**Given problem**
Reproduce the full listing that appears beneath this instruction exactly.

Stored records
---

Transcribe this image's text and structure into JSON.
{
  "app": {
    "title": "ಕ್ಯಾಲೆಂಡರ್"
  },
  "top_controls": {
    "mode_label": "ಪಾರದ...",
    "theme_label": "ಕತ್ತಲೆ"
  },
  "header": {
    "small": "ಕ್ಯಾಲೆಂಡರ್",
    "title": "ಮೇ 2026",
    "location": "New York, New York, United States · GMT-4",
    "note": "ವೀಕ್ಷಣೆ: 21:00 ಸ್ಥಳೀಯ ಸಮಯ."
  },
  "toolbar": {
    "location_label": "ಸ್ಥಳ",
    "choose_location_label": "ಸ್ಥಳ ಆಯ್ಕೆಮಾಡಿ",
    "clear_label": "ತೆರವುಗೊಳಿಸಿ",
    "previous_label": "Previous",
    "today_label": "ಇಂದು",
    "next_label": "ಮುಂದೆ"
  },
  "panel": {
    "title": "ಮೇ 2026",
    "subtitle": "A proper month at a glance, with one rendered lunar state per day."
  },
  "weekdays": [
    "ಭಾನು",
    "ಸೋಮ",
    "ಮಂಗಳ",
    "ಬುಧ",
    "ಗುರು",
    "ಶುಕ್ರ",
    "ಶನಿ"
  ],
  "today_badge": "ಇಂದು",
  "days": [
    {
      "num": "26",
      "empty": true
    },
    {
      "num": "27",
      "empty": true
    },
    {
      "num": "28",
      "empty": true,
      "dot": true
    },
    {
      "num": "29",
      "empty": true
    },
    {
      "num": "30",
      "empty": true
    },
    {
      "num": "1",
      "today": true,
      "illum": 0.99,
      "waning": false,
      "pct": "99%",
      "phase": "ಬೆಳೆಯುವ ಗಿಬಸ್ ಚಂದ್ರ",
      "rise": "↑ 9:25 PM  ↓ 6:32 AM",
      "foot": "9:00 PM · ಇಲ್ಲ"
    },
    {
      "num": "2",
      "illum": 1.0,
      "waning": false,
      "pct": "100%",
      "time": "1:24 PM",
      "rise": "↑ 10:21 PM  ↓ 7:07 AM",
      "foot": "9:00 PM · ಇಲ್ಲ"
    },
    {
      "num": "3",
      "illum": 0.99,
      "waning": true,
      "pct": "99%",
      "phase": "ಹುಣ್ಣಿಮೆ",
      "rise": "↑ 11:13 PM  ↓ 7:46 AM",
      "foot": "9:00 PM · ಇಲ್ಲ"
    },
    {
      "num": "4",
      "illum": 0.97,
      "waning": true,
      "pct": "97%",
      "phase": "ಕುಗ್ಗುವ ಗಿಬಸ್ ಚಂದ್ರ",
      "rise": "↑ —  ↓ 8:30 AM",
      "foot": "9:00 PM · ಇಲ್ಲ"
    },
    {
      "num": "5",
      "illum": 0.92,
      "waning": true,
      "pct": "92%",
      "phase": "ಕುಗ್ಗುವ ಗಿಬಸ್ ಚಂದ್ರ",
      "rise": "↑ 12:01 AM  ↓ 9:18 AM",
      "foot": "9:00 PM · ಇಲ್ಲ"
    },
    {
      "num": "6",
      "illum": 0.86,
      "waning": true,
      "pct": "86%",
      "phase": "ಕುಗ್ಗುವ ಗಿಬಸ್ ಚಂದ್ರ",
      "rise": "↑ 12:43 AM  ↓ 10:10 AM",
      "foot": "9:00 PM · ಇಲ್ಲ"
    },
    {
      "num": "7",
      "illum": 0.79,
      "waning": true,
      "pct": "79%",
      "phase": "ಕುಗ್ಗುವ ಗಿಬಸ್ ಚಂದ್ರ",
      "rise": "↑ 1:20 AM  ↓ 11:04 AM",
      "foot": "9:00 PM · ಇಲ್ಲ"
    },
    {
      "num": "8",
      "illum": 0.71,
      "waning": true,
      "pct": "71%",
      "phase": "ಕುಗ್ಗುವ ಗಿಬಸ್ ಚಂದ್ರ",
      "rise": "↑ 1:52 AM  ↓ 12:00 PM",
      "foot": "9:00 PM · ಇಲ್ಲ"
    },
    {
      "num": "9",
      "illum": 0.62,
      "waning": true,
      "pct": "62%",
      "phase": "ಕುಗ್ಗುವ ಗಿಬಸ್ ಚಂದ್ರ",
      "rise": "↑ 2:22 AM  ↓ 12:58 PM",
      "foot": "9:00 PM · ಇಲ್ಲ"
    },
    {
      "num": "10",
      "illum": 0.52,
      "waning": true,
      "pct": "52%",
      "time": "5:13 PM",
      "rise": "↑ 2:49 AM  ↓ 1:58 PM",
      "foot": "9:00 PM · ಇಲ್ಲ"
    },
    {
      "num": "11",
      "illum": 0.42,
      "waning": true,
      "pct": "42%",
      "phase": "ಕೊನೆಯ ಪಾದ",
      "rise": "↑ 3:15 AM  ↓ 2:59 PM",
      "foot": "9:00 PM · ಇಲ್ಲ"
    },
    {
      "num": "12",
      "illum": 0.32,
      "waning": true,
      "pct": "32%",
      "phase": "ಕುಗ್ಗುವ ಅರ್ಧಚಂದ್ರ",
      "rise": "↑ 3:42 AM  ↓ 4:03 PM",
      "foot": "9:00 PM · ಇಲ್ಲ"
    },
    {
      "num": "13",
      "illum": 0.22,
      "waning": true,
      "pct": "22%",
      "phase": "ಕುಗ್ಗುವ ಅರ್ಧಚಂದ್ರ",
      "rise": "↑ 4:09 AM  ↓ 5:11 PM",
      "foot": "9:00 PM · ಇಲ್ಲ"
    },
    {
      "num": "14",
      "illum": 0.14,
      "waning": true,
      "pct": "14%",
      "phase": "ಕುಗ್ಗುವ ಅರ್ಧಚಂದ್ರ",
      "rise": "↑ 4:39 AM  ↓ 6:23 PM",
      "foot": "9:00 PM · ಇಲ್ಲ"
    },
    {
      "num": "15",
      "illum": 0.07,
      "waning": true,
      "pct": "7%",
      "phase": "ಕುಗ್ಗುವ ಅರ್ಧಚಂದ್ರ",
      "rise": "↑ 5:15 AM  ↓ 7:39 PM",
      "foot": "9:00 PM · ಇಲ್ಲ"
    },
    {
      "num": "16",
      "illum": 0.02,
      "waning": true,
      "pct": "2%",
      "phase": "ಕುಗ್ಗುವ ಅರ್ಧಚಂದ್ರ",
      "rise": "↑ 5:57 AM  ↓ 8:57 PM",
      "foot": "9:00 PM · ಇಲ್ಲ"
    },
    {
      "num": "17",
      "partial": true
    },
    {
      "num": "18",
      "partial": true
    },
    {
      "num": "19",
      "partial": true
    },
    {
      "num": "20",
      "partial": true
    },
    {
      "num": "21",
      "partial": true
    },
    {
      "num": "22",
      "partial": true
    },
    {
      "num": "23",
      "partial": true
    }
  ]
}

---

**Task solution**
Transcribe this image's text and structure into JSON.
{
  "app": {
    "title": "ಕ್ಯಾಲೆಂಡರ್"
  },
  "top_controls": {
    "mode_label": "ಪಾರದ...",
    "theme_label": "ಕತ್ತಲೆ"
  },
  "header": {
    "small": "ಕ್ಯಾಲೆಂಡರ್",
    "title": "ಮೇ 2026",
    "location": "New York, New York, United States · GMT-4",
    "note": "ವೀಕ್ಷಣೆ: 21:00 ಸ್ಥಳೀಯ ಸಮಯ."
  },
  "toolbar": {
    "location_label": "ಸ್ಥಳ",
    "choose_location_label": "ಸ್ಥಳ ಆಯ್ಕೆಮಾಡಿ",
    "clear_label": "ತೆರವುಗೊಳಿಸಿ",
    "previous_label": "Previous",
    "today_label": "ಇಂದು",
    "next_label": "ಮುಂದೆ"
  },
  "panel": {
    "title": "ಮೇ 2026",
    "subtitle": "A proper month at a glance, with one rendered lunar state per day."
  },
  "weekdays": [
    "ಭಾನು",
    "ಸೋಮ",
    "ಮಂಗಳ",
    "ಬುಧ",
    "ಗುರು",
    "ಶುಕ್ರ",
    "ಶನಿ"
  ],
  "today_badge": "ಇಂದು",
  "days": [
    {
      "num": "26",
      "empty": true
    },
    {
      "num": "27",
      "empty": true
    },
    {
      "num": "28",
      "empty": true,
      "dot": true
    },
    {
      "num": "29",
      "empty": true
    },
    {
      "num": "30",
      "empty": true
    },
    {
      "num": "1",
      "today": true,
      "illum": 0.99,
      "waning": false,
      "pct": "99%",
      "phase": "ಬೆಳೆಯುವ ಗಿಬಸ್ ಚಂದ್ರ",
      "rise": "↑ 9:25 PM  ↓ 6:32 AM",
      "foot": "9:00 PM · ಇಲ್ಲ"
    },
    {
      "num": "2",
      "illum": 1.0,
      "waning": false,
      "pct": "100%",
      "time": "1:24 PM",
      "rise": "↑ 10:21 PM  ↓ 7:07 AM",
      "foot": "9:00 PM · ಇಲ್ಲ"
    },
    {
      "num": "3",
      "illum": 0.99,
      "waning": true,
      "pct": "99%",
      "phase": "ಹುಣ್ಣಿಮೆ",
      "rise": "↑ 11:13 PM  ↓ 7:46 AM",
      "foot": "9:00 PM · ಇಲ್ಲ"
    },
    {
      "num": "4",
      "illum": 0.97,
      "waning": true,
      "pct": "97%",
      "phase": "ಕುಗ್ಗುವ ಗಿಬಸ್ ಚಂದ್ರ",
      "rise": "↑ —  ↓ 8:30 AM",
      "foot": "9:00 PM · ಇಲ್ಲ"
    },
    {
      "num": "5",
      "illum": 0.92,
      "waning": true,
      "pct": "92%",
      "phase": "ಕುಗ್ಗುವ ಗಿಬಸ್ ಚಂದ್ರ",
      "rise": "↑ 12:01 AM  ↓ 9:18 AM",
      "foot": "9:00 PM · ಇಲ್ಲ"
    },
    {
      "num": "6",
      "illum": 0.86,
      "waning": true,
      "pct": "86%",
      "phase": "ಕುಗ್ಗುವ ಗಿಬಸ್ ಚಂದ್ರ",
      "rise": "↑ 12:43 AM  ↓ 10:10 AM",
      "foot": "9:00 PM · ಇಲ್ಲ"
    },
    {
      "num": "7",
      "illum": 0.79,
      "waning": true,
      "pct": "79%",
      "phase": "ಕುಗ್ಗುವ ಗಿಬಸ್ ಚಂದ್ರ",
      "rise": "↑ 1:20 AM  ↓ 11:04 AM",
      "foot": "9:00 PM · ಇಲ್ಲ"
    },
    {
      "num": "8",
      "illum": 0.71,
      "waning": true,
      "pct": "71%",
      "phase": "ಕುಗ್ಗುವ ಗಿಬಸ್ ಚಂದ್ರ",
      "rise": "↑ 1:52 AM  ↓ 12:00 PM",
      "foot": "9:00 PM · ಇಲ್ಲ"
    },
    {
      "num": "9",
      "illum": 0.62,
      "waning": true,
      "pct": "62%",
      "phase": "ಕುಗ್ಗುವ ಗಿಬಸ್ ಚಂದ್ರ",
      "rise": "↑ 2:22 AM  ↓ 12:58 PM",
      "foot": "9:00 PM · ಇಲ್ಲ"
    },
    {
      "num": "10",
      "illum": 0.52,
      "waning": true,
      "pct": "52%",
      "time": "5:13 PM",
      "rise": "↑ 2:49 AM  ↓ 1:58 PM",
      "foot": "9:00 PM · ಇಲ್ಲ"
    },
    {
      "num": "11",
      "illum": 0.42,
      "waning": true,
      "pct": "42%",
      "phase": "ಕೊನೆಯ ಪಾದ",
      "rise": "↑ 3:15 AM  ↓ 2:59 PM",
      "foot": "9:00 PM · ಇಲ್ಲ"
    },
    {
      "num": "12",
      "illum": 0.32,
      "waning": true,
      "pct": "32%",
      "phase": "ಕುಗ್ಗುವ ಅರ್ಧಚಂದ್ರ",
      "rise": "↑ 3:42 AM  ↓ 4:03 PM",
      "foot": "9:00 PM · ಇಲ್ಲ"
    },
    {
      "num": "13",
      "illum": 0.22,
      "waning": true,
      "pct": "22%",
      "phase": "ಕುಗ್ಗುವ ಅರ್ಧಚಂದ್ರ",
      "rise": "↑ 4:09 AM  ↓ 5:11 PM",
      "foot": "9:00 PM · ಇಲ್ಲ"
    },
    {
      "num": "14",
      "illum": 0.14,
      "waning": true,
      "pct": "14%",
      "phase": "ಕುಗ್ಗುವ ಅರ್ಧಚಂದ್ರ",
      "rise": "↑ 4:39 AM  ↓ 6:23 PM",
      "foot": "9:00 PM · ಇಲ್ಲ"
    },
    {
      "num": "15",
      "illum": 0.07,
      "waning": true,
      "pct": "7%",
      "phase": "ಕುಗ್ಗುವ ಅರ್ಧಚಂದ್ರ",
      "rise": "↑ 5:15 AM  ↓ 7:39 PM",
      "foot": "9:00 PM · ಇಲ್ಲ"
    },
    {
      "num": "16",
      "illum": 0.02,
      "waning": true,
      "pct": "2%",
      "phase": "ಕುಗ್ಗುವ ಅರ್ಧಚಂದ್ರ",
      "rise": "↑ 5:57 AM  ↓ 8:57 PM",
      "foot": "9:00 PM · ಇಲ್ಲ"
    },
    {
      "num": "17",
      "partial": true
    },
    {
      "num": "18",
      "partial": true
    },
    {
      "num": "19",
      "partial": true
    },
    {
      "num": "20",
      "partial": true
    },
    {
      "num": "21",
      "partial": true
    },
    {
      "num": "22",
      "partial": true
    },
    {
      "num": "23",
      "partial": true
    }
  ]
}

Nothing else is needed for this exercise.